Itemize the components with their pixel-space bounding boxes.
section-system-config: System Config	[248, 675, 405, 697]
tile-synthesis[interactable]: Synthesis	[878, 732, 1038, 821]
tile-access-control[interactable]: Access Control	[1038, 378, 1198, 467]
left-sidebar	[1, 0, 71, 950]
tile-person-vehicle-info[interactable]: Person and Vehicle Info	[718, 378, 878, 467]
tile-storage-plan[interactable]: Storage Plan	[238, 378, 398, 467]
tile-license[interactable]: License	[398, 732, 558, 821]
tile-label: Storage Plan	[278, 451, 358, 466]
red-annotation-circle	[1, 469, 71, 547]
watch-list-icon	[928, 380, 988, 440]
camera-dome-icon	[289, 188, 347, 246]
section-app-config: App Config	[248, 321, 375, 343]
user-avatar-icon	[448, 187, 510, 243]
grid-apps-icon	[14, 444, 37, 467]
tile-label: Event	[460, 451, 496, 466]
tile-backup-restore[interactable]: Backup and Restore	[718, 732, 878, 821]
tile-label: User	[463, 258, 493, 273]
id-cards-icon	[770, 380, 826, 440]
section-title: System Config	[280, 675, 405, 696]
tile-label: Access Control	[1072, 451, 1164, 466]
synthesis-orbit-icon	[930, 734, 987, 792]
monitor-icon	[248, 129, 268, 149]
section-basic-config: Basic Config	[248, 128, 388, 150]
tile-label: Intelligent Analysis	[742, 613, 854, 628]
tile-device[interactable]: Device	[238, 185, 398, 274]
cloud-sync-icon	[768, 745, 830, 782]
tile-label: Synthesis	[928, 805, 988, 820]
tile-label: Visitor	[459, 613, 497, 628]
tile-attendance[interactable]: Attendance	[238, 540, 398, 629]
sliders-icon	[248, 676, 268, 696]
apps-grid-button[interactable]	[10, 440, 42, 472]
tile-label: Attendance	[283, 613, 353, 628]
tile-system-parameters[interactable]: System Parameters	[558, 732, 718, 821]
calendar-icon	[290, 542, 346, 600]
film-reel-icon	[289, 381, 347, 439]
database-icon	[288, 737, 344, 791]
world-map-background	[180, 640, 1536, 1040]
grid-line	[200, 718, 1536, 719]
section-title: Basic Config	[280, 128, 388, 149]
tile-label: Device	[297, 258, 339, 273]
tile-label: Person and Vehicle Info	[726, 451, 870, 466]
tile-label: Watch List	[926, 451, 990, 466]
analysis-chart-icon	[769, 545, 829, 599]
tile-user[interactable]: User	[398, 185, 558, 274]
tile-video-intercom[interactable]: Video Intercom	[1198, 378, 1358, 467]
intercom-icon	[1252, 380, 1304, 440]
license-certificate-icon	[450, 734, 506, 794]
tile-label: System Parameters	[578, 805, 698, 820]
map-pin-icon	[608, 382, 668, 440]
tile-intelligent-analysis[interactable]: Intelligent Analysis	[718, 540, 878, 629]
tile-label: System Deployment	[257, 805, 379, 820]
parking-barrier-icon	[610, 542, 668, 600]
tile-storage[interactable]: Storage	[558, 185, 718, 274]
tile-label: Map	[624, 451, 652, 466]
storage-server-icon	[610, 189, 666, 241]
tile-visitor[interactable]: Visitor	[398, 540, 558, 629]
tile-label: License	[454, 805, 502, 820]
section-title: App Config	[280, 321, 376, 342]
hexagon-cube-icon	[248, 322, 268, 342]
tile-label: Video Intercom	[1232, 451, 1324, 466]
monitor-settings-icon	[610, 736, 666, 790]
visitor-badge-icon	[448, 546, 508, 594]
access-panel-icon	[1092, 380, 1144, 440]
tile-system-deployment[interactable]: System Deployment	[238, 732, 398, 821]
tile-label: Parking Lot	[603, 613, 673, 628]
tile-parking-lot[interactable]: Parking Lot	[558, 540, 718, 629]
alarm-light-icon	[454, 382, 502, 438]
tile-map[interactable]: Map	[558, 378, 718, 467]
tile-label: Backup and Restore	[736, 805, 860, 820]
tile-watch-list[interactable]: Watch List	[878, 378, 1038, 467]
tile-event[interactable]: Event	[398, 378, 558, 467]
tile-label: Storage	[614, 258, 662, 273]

━━━━━━━━━━

The exercise:
Rewrite the records above as a numbered list, starting from their first line and ending with the line that contains "469, 71, 547]", inclusive. Leave out any blank lines.

Result:
1. Itemize the components with their pixel-space bounding boxes.
2. section-system-config: System Config	[248, 675, 405, 697]
3. tile-synthesis[interactable]: Synthesis	[878, 732, 1038, 821]
4. tile-access-control[interactable]: Access Control	[1038, 378, 1198, 467]
5. left-sidebar	[1, 0, 71, 950]
6. tile-person-vehicle-info[interactable]: Person and Vehicle Info	[718, 378, 878, 467]
7. tile-storage-plan[interactable]: Storage Plan	[238, 378, 398, 467]
8. tile-license[interactable]: License	[398, 732, 558, 821]
9. tile-label: Storage Plan	[278, 451, 358, 466]
10. red-annotation-circle	[1, 469, 71, 547]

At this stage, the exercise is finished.